§ Stated problem:
Exclude any images and output the remaining records exactly.

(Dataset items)
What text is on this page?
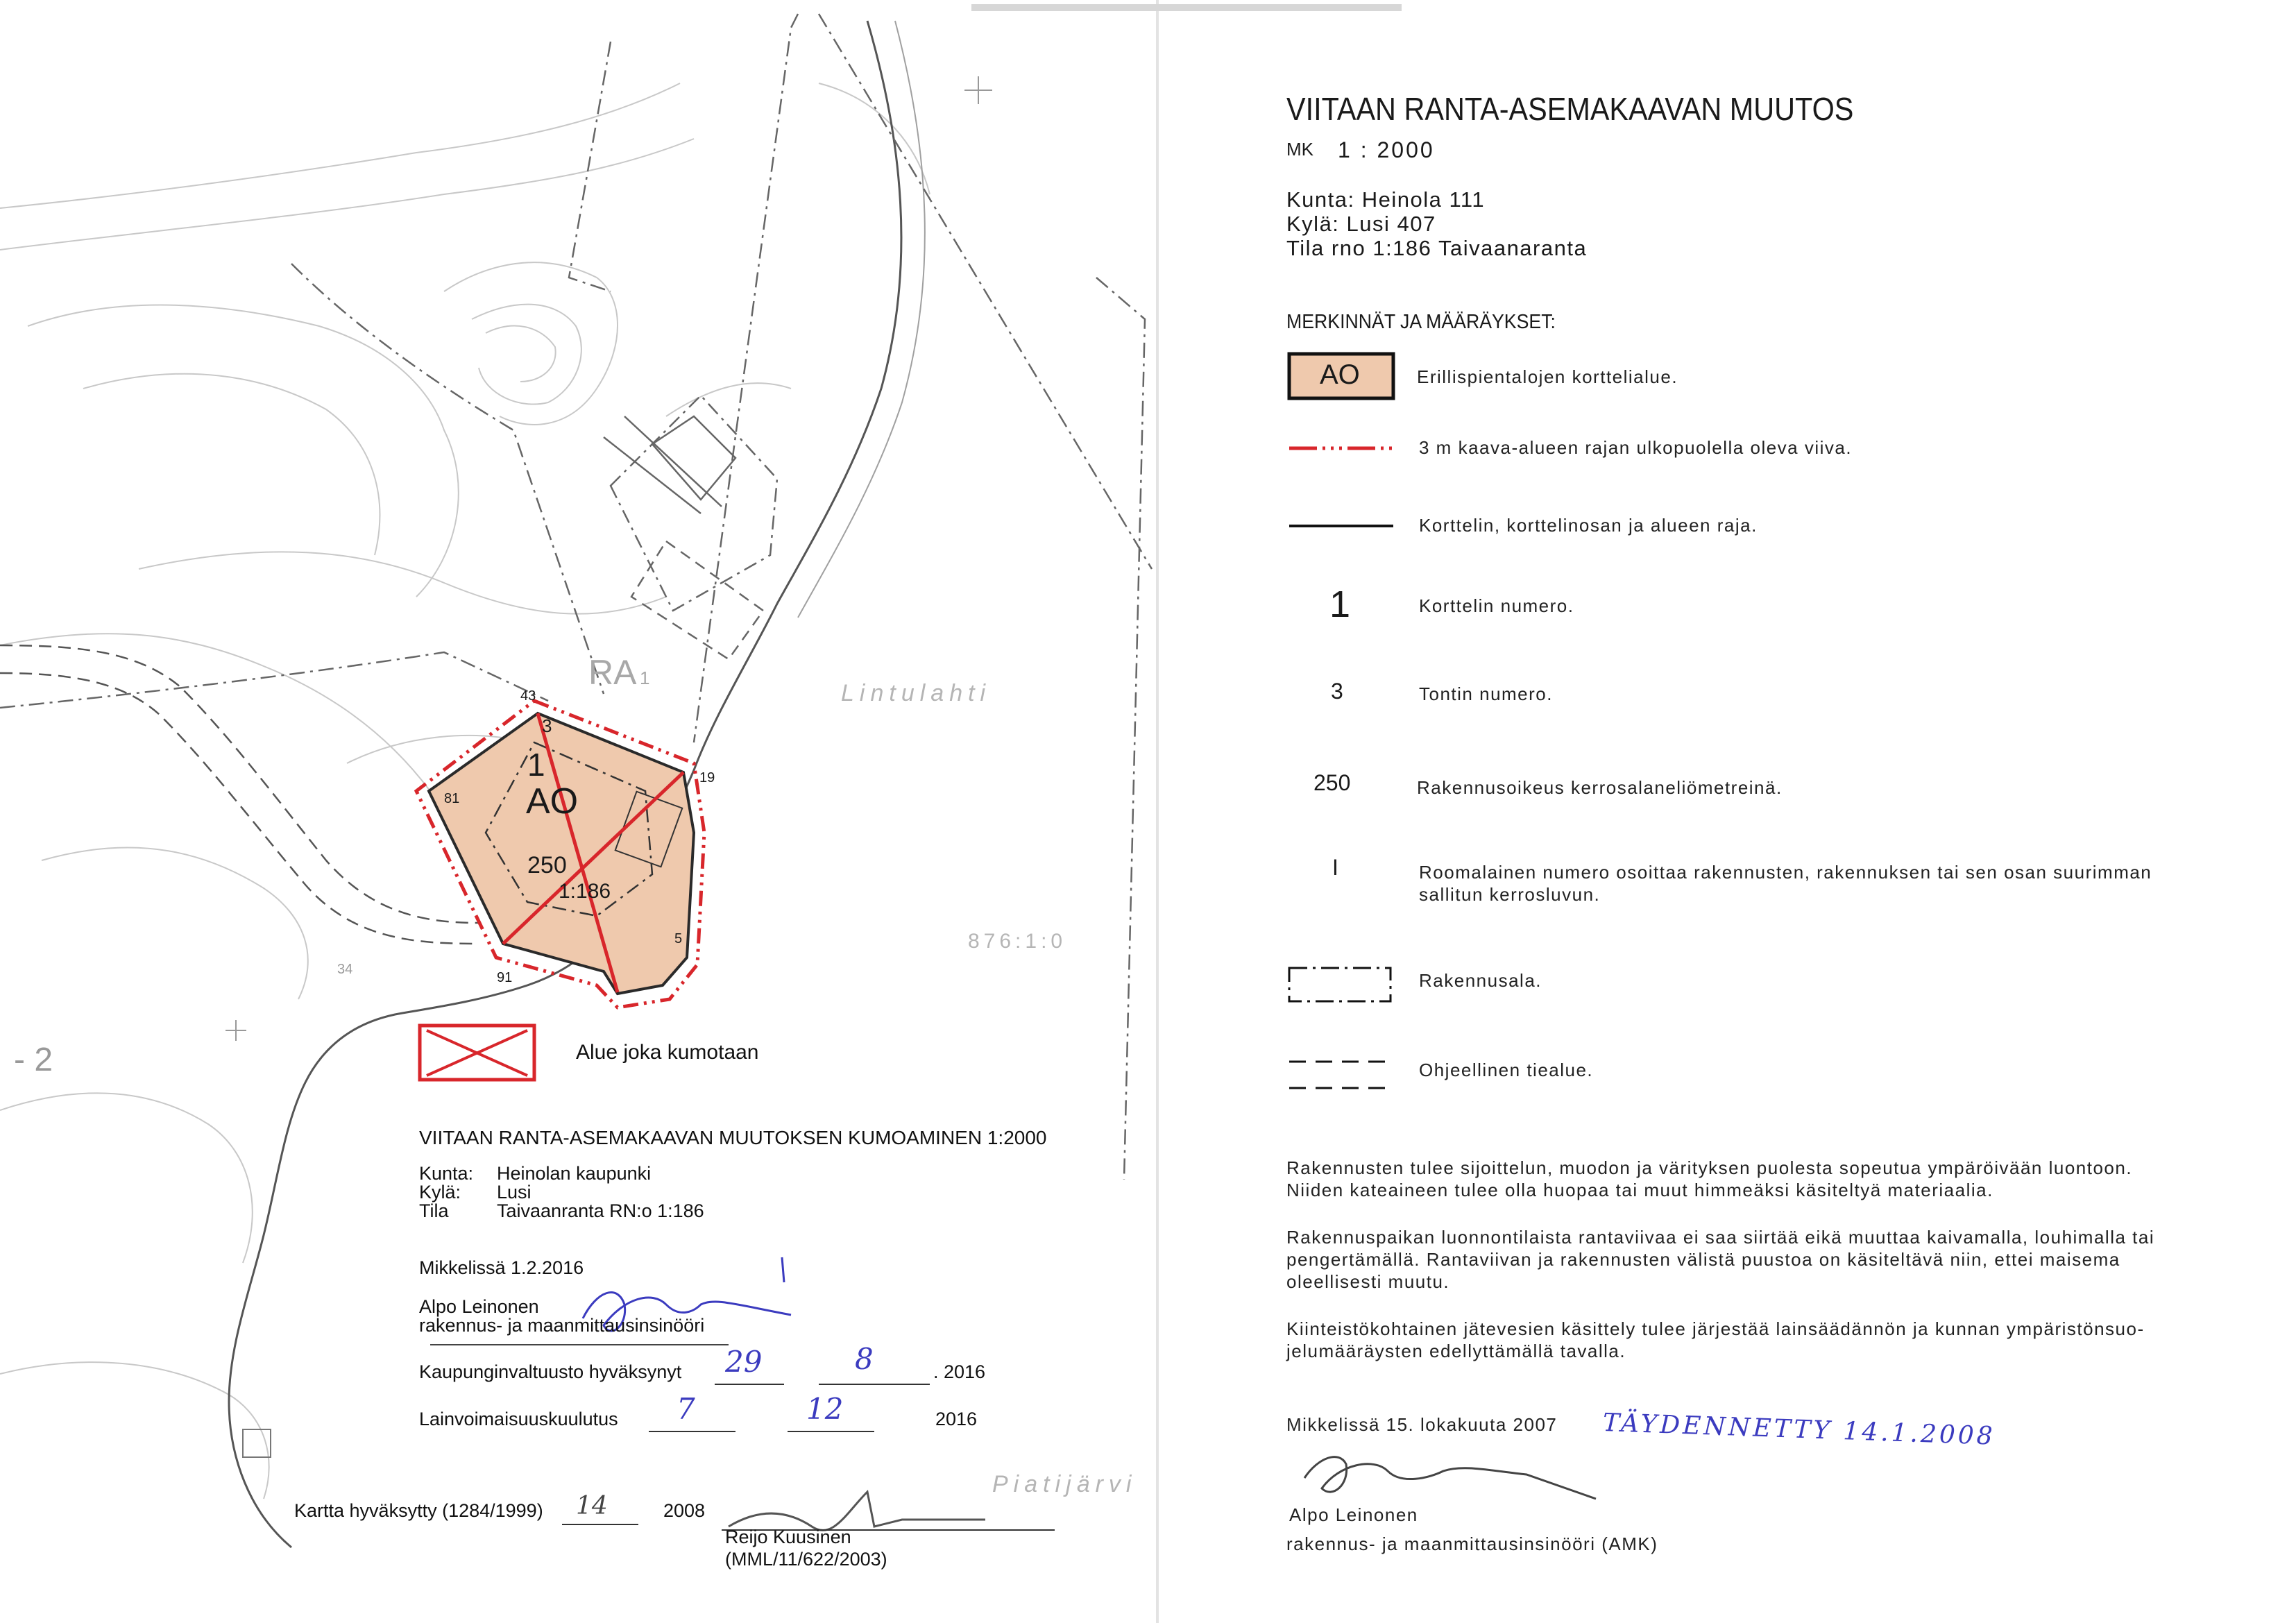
1
AO
250
1:186
3
RA 1
43
19
81
91
5
34
Lintulahti
876:1:0
Piatijärvi
- 2	Alue joka kumotaan
VIITAAN RANTA-ASEMAKAAVAN MUUTOKSEN KUMOAMINEN 1:2000
Kunta: Heinolan kaupunki
Kylä: Lusi
Tila	Taivaanranta RN:o 1:186
Mikkelissä 1.2.2016
Alpo Leinonen
rakennus- ja maanmittausinsinööri
Kaupunginvaltuusto hyväksynyt 29	8	. 2016
Lainvoimaisuuskuulutus 7	12	2016
Kartta hyväksytty (1284/1999) 14	2008
Reijo Kuusinen
(MML/11/622/2003)
VIITAAN RANTA-ASEMAKAAVAN MUUTOS
MK 1 : 2000
Kunta: Heinola 111
Kylä: Lusi 407
Tila rno 1:186 Taivaanaranta
MERKINNÄT JA MÄÄRÄYKSET:
AO	Erillispientalojen korttelialue.
3 m kaava-alueen rajan ulkopuolella oleva viiva.
Korttelin, korttelinosan ja alueen raja.
1	Korttelin numero.
3	Tontin numero.
250	Rakennusoikeus kerrosalaneliömetreinä.
I	Roomalainen numero osoittaa rakennusten, rakennuksen tai sen osan suurimman
sallitun kerrosluvun.
Rakennusala.
Ohjeellinen tiealue.
Rakennusten tulee sijoittelun, muodon ja värityksen puolesta sopeutua ympäröivään luontoon.
Niiden kateaineen tulee olla huopaa tai muut himmeäksi käsiteltyä materiaalia.
Rakennuspaikan luonnontilaista rantaviivaa ei saa siirtää eikä muuttaa kaivamalla, louhimalla tai
pengertämällä. Rantaviivan ja rakennusten välistä puustoa on käsiteltävä niin, ettei maisema
oleellisesti muutu.
Kiinteistökohtainen jätevesien käsittely tulee järjestää lainsäädännön ja kunnan ympäristönsuo-
jelumääräysten edellyttämällä tavalla.
Mikkelissä 15. lokakuuta 2007 TÄYDENNETTY 14.1.2008
Alpo Leinonen
rakennus- ja maanmittausinsinööri (AMK)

§ Output below:
What text is on this page?
1
AO
250
1:186
3
RA 1
43
19
81
91
5
34
Lintulahti
876:1:0
Piatijärvi
- 2	Alue joka kumotaan
VIITAAN RANTA-ASEMAKAAVAN MUUTOKSEN KUMOAMINEN 1:2000
Kunta: Heinolan kaupunki
Kylä: Lusi
Tila	Taivaanranta RN:o 1:186
Mikkelissä 1.2.2016
Alpo Leinonen
rakennus- ja maanmittausinsinööri
Kaupunginvaltuusto hyväksynyt 29	8	. 2016
Lainvoimaisuuskuulutus 7	12	2016
Kartta hyväksytty (1284/1999) 14	2008
Reijo Kuusinen
(MML/11/622/2003)
VIITAAN RANTA-ASEMAKAAVAN MUUTOS
MK 1 : 2000
Kunta: Heinola 111
Kylä: Lusi 407
Tila rno 1:186 Taivaanaranta
MERKINNÄT JA MÄÄRÄYKSET:
AO	Erillispientalojen korttelialue.
3 m kaava-alueen rajan ulkopuolella oleva viiva.
Korttelin, korttelinosan ja alueen raja.
1	Korttelin numero.
3	Tontin numero.
250	Rakennusoikeus kerrosalaneliömetreinä.
I	Roomalainen numero osoittaa rakennusten, rakennuksen tai sen osan suurimman
sallitun kerrosluvun.
Rakennusala.
Ohjeellinen tiealue.
Rakennusten tulee sijoittelun, muodon ja värityksen puolesta sopeutua ympäröivään luontoon.
Niiden kateaineen tulee olla huopaa tai muut himmeäksi käsiteltyä materiaalia.
Rakennuspaikan luonnontilaista rantaviivaa ei saa siirtää eikä muuttaa kaivamalla, louhimalla tai
pengertämällä. Rantaviivan ja rakennusten välistä puustoa on käsiteltävä niin, ettei maisema
oleellisesti muutu.
Kiinteistökohtainen jätevesien käsittely tulee järjestää lainsäädännön ja kunnan ympäristönsuo-
jelumääräysten edellyttämällä tavalla.
Mikkelissä 15. lokakuuta 2007 TÄYDENNETTY 14.1.2008
Alpo Leinonen
rakennus- ja maanmittausinsinööri (AMK)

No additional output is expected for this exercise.